* Work instructions
Write out all the entries word for word and omit any pictures.
# Records provided start
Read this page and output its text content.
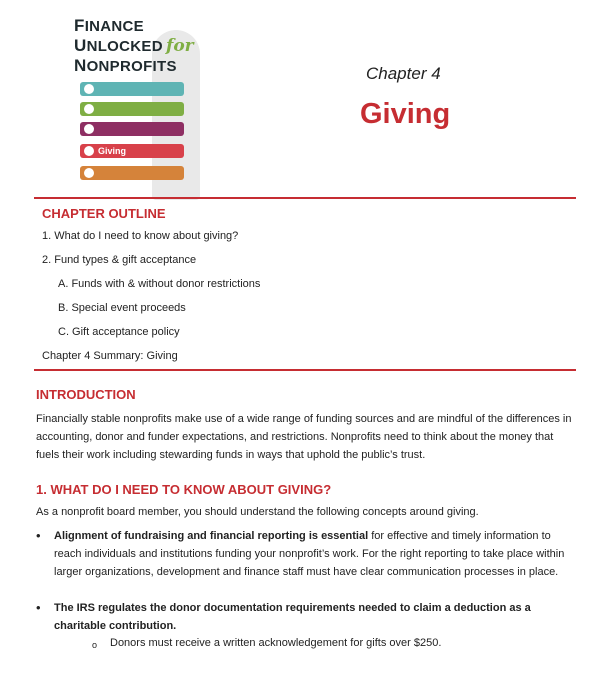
FINANCE
UNLOCKED for
NONPROFITS
Giving
Chapter 4
Giving
CHAPTER OUTLINE
1. What do I need to know about giving?
2. Fund types & gift acceptance
A. Funds with & without donor restrictions
B. Special event proceeds
C. Gift acceptance policy
Chapter 4 Summary: Giving
INTRODUCTION
Financially stable nonprofits make use of a wide range of funding sources and are mindful of the differences in accounting, donor and funder expectations, and restrictions. Nonprofits need to think about the money that fuels their work including stewarding funds in ways that uphold the public’s trust.
1. WHAT DO I NEED TO KNOW ABOUT GIVING?
As a nonprofit board member, you should understand the following concepts around giving.
• Alignment of fundraising and financial reporting is essential for effective and timely information to reach individuals and institutions funding your nonprofit’s work. For the right reporting to take place within larger organizations, development and finance staff must have clear communication processes in place.
• The IRS regulates the donor documentation requirements needed to claim a deduction as a charitable contribution.
o Donors must receive a written acknowledgement for gifts over $250.
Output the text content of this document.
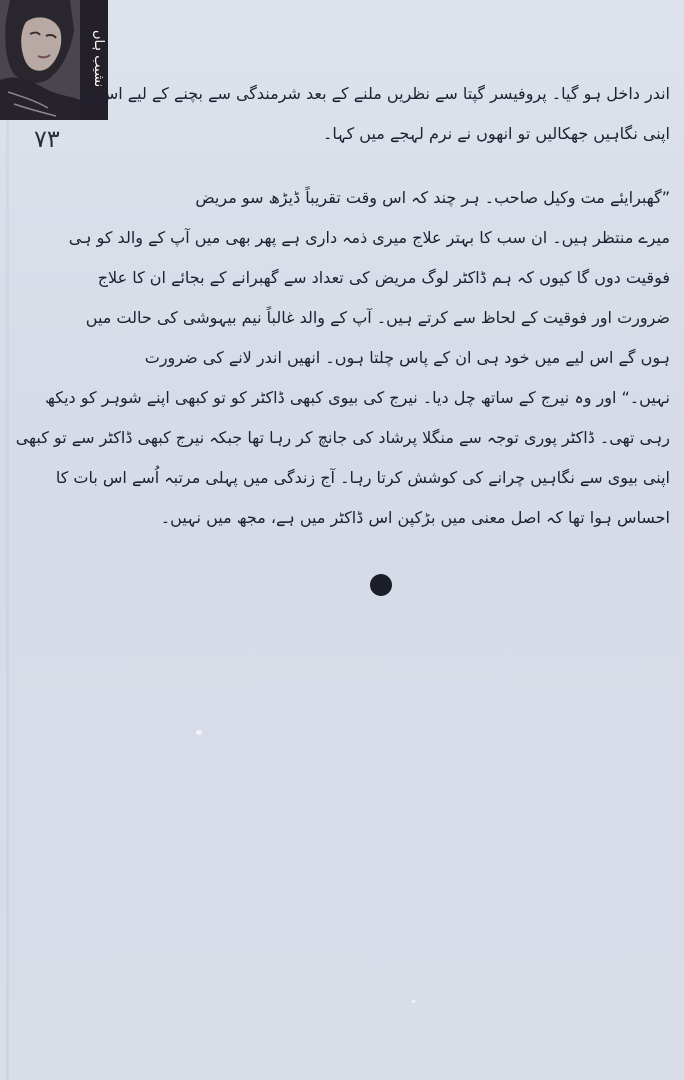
نشیب ہاں
۷۳
اندر داخل ہو گیا۔ پروفیسر گپتا سے نظریں ملنے کے بعد شرمندگی سے بچنے کے لیے اس نے
اپنی نگاہیں جھکالیں تو انھوں نے نرم لہجے میں کہا۔
”گھبرایئے مت وکیل صاحب۔ ہر چند کہ اس وقت تقریباً ڈیڑھ سو مریض
میرے منتظر ہیں۔ ان سب کا بہتر علاج میری ذمہ داری ہے پھر بھی میں آپ کے والد کو ہی
فوقیت دوں گا کیوں کہ ہم ڈاکٹر لوگ مریض کی تعداد سے گھبرانے کے بجائے ان کا علاج
ضرورت اور فوقیت کے لحاظ سے کرتے ہیں۔ آپ کے والد غالباً نیم بیہوشی کی حالت میں
ہوں گے اس لیے میں خود ہی ان کے پاس چلتا ہوں۔ انھیں اندر لانے کی ضرورت
نہیں۔“ اور وہ نیرج کے ساتھ چل دیا۔ نیرج کی بیوی کبھی ڈاکٹر کو تو کبھی اپنے شوہر کو دیکھ
رہی تھی۔ ڈاکٹر پوری توجہ سے منگلا پرشاد کی جانچ کر رہا تھا جبکہ نیرج کبھی ڈاکٹر سے تو کبھی
اپنی بیوی سے نگاہیں چرانے کی کوشش کرتا رہا۔ آج زندگی میں پہلی مرتبہ اُسے اس بات کا
احساس ہوا تھا کہ اصل معنی میں بڑکپن اس ڈاکٹر میں ہے، مجھ میں نہیں۔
# Records provided end
* Full answer
Read this page and output its text content.
FINANCE
UNLOCKED for
NONPROFITS
Giving
Chapter 4
Giving
CHAPTER OUTLINE
1. What do I need to know about giving?
2. Fund types & gift acceptance
A. Funds with & without donor restrictions
B. Special event proceeds
C. Gift acceptance policy
Chapter 4 Summary: Giving
INTRODUCTION
Financially stable nonprofits make use of a wide range of funding sources and are mindful of the differences in accounting, donor and funder expectations, and restrictions. Nonprofits need to think about the money that fuels their work including stewarding funds in ways that uphold the public’s trust.
1. WHAT DO I NEED TO KNOW ABOUT GIVING?
As a nonprofit board member, you should understand the following concepts around giving.
• Alignment of fundraising and financial reporting is essential for effective and timely information to reach individuals and institutions funding your nonprofit’s work. For the right reporting to take place within larger organizations, development and finance staff must have clear communication processes in place.
• The IRS regulates the donor documentation requirements needed to claim a deduction as a charitable contribution.
o Donors must receive a written acknowledgement for gifts over $250.
Output the text content of this document.
نشیب ہاں
۷۳
اندر داخل ہو گیا۔ پروفیسر گپتا سے نظریں ملنے کے بعد شرمندگی سے بچنے کے لیے اس نے
اپنی نگاہیں جھکالیں تو انھوں نے نرم لہجے میں کہا۔
”گھبرایئے مت وکیل صاحب۔ ہر چند کہ اس وقت تقریباً ڈیڑھ سو مریض
میرے منتظر ہیں۔ ان سب کا بہتر علاج میری ذمہ داری ہے پھر بھی میں آپ کے والد کو ہی
فوقیت دوں گا کیوں کہ ہم ڈاکٹر لوگ مریض کی تعداد سے گھبرانے کے بجائے ان کا علاج
ضرورت اور فوقیت کے لحاظ سے کرتے ہیں۔ آپ کے والد غالباً نیم بیہوشی کی حالت میں
ہوں گے اس لیے میں خود ہی ان کے پاس چلتا ہوں۔ انھیں اندر لانے کی ضرورت
نہیں۔“ اور وہ نیرج کے ساتھ چل دیا۔ نیرج کی بیوی کبھی ڈاکٹر کو تو کبھی اپنے شوہر کو دیکھ
رہی تھی۔ ڈاکٹر پوری توجہ سے منگلا پرشاد کی جانچ کر رہا تھا جبکہ نیرج کبھی ڈاکٹر سے تو کبھی
اپنی بیوی سے نگاہیں چرانے کی کوشش کرتا رہا۔ آج زندگی میں پہلی مرتبہ اُسے اس بات کا
احساس ہوا تھا کہ اصل معنی میں بڑکپن اس ڈاکٹر میں ہے، مجھ میں نہیں۔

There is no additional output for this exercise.